WHAT THE EXERCISE ASKS:
Copy out all of the data exactly as it appears.

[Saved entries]
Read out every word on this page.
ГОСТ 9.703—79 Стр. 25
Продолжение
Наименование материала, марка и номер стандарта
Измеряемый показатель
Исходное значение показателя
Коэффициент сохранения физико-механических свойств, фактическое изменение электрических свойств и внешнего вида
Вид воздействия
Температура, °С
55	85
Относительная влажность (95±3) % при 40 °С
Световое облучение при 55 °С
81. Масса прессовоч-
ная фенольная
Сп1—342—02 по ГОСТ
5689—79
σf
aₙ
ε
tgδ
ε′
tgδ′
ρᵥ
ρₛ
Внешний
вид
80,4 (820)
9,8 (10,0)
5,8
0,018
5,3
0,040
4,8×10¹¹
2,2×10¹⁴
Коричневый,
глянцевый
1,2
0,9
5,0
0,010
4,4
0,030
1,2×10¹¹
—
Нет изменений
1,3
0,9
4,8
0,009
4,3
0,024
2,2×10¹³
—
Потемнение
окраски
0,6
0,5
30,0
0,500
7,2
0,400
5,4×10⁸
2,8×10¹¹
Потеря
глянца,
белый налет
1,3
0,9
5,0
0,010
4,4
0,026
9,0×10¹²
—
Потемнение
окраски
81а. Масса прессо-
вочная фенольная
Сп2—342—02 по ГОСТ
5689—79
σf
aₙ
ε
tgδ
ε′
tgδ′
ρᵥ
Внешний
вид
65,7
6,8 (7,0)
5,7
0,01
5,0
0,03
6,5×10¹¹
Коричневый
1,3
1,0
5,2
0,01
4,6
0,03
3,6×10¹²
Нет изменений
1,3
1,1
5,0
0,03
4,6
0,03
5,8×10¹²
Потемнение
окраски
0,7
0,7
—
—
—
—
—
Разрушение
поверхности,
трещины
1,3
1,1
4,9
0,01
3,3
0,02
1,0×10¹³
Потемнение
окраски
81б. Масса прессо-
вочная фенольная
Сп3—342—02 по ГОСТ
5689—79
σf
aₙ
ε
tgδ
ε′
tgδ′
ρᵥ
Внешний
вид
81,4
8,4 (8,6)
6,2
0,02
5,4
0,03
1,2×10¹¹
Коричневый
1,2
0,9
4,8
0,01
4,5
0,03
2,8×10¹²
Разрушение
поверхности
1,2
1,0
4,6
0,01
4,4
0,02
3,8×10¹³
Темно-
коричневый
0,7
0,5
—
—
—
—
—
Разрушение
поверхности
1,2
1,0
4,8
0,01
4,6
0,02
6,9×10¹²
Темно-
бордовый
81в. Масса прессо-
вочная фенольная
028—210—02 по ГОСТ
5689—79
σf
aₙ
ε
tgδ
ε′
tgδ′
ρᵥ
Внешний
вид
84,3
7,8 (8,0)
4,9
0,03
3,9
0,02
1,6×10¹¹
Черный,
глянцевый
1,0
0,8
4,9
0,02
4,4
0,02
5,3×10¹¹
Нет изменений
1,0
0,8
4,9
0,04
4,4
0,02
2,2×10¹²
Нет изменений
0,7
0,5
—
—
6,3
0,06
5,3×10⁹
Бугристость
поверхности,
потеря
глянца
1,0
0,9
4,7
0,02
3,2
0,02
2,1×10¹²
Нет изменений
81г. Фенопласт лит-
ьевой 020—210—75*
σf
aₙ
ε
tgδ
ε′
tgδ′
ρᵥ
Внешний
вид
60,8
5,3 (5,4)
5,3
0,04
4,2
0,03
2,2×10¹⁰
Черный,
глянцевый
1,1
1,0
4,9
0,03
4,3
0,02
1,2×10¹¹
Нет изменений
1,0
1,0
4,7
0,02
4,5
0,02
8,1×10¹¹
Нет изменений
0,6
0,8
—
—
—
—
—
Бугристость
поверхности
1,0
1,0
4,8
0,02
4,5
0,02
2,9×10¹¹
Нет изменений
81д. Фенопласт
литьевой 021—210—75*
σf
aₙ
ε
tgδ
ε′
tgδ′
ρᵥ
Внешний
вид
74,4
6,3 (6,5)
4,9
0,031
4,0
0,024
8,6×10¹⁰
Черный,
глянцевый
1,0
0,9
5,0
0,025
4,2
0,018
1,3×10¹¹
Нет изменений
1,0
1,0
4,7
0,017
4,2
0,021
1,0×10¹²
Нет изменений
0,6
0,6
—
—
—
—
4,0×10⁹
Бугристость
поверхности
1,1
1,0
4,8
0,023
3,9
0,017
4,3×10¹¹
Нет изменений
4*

THE RESULT:
Read out every word on this page.
ГОСТ 9.703—79 Стр. 25
Продолжение
Наименование материала, марка и номер стандарта
Измеряемый показатель
Исходное значение показателя
Коэффициент сохранения физико-механических свойств, фактическое изменение электрических свойств и внешнего вида
Вид воздействия
Температура, °С
55	85
Относительная влажность (95±3) % при 40 °С
Световое облучение при 55 °С
81. Масса прессовоч-
ная фенольная
Сп1—342—02 по ГОСТ
5689—79
σf
aₙ
ε
tgδ
ε′
tgδ′
ρᵥ
ρₛ
Внешний
вид
80,4 (820)
9,8 (10,0)
5,8
0,018
5,3
0,040
4,8×10¹¹
2,2×10¹⁴
Коричневый,
глянцевый
1,2
0,9
5,0
0,010
4,4
0,030
1,2×10¹¹
—
Нет изменений
1,3
0,9
4,8
0,009
4,3
0,024
2,2×10¹³
—
Потемнение
окраски
0,6
0,5
30,0
0,500
7,2
0,400
5,4×10⁸
2,8×10¹¹
Потеря
глянца,
белый налет
1,3
0,9
5,0
0,010
4,4
0,026
9,0×10¹²
—
Потемнение
окраски
81а. Масса прессо-
вочная фенольная
Сп2—342—02 по ГОСТ
5689—79
σf
aₙ
ε
tgδ
ε′
tgδ′
ρᵥ
Внешний
вид
65,7
6,8 (7,0)
5,7
0,01
5,0
0,03
6,5×10¹¹
Коричневый
1,3
1,0
5,2
0,01
4,6
0,03
3,6×10¹²
Нет изменений
1,3
1,1
5,0
0,03
4,6
0,03
5,8×10¹²
Потемнение
окраски
0,7
0,7
—
—
—
—
—
Разрушение
поверхности,
трещины
1,3
1,1
4,9
0,01
3,3
0,02
1,0×10¹³
Потемнение
окраски
81б. Масса прессо-
вочная фенольная
Сп3—342—02 по ГОСТ
5689—79
σf
aₙ
ε
tgδ
ε′
tgδ′
ρᵥ
Внешний
вид
81,4
8,4 (8,6)
6,2
0,02
5,4
0,03
1,2×10¹¹
Коричневый
1,2
0,9
4,8
0,01
4,5
0,03
2,8×10¹²
Разрушение
поверхности
1,2
1,0
4,6
0,01
4,4
0,02
3,8×10¹³
Темно-
коричневый
0,7
0,5
—
—
—
—
—
Разрушение
поверхности
1,2
1,0
4,8
0,01
4,6
0,02
6,9×10¹²
Темно-
бордовый
81в. Масса прессо-
вочная фенольная
028—210—02 по ГОСТ
5689—79
σf
aₙ
ε
tgδ
ε′
tgδ′
ρᵥ
Внешний
вид
84,3
7,8 (8,0)
4,9
0,03
3,9
0,02
1,6×10¹¹
Черный,
глянцевый
1,0
0,8
4,9
0,02
4,4
0,02
5,3×10¹¹
Нет изменений
1,0
0,8
4,9
0,04
4,4
0,02
2,2×10¹²
Нет изменений
0,7
0,5
—
—
6,3
0,06
5,3×10⁹
Бугристость
поверхности,
потеря
глянца
1,0
0,9
4,7
0,02
3,2
0,02
2,1×10¹²
Нет изменений
81г. Фенопласт лит-
ьевой 020—210—75*
σf
aₙ
ε
tgδ
ε′
tgδ′
ρᵥ
Внешний
вид
60,8
5,3 (5,4)
5,3
0,04
4,2
0,03
2,2×10¹⁰
Черный,
глянцевый
1,1
1,0
4,9
0,03
4,3
0,02
1,2×10¹¹
Нет изменений
1,0
1,0
4,7
0,02
4,5
0,02
8,1×10¹¹
Нет изменений
0,6
0,8
—
—
—
—
—
Бугристость
поверхности
1,0
1,0
4,8
0,02
4,5
0,02
2,9×10¹¹
Нет изменений
81д. Фенопласт
литьевой 021—210—75*
σf
aₙ
ε
tgδ
ε′
tgδ′
ρᵥ
Внешний
вид
74,4
6,3 (6,5)
4,9
0,031
4,0
0,024
8,6×10¹⁰
Черный,
глянцевый
1,0
0,9
5,0
0,025
4,2
0,018
1,3×10¹¹
Нет изменений
1,0
1,0
4,7
0,017
4,2
0,021
1,0×10¹²
Нет изменений
0,6
0,6
—
—
—
—
4,0×10⁹
Бугристость
поверхности
1,1
1,0
4,8
0,023
3,9
0,017
4,3×10¹¹
Нет изменений
4*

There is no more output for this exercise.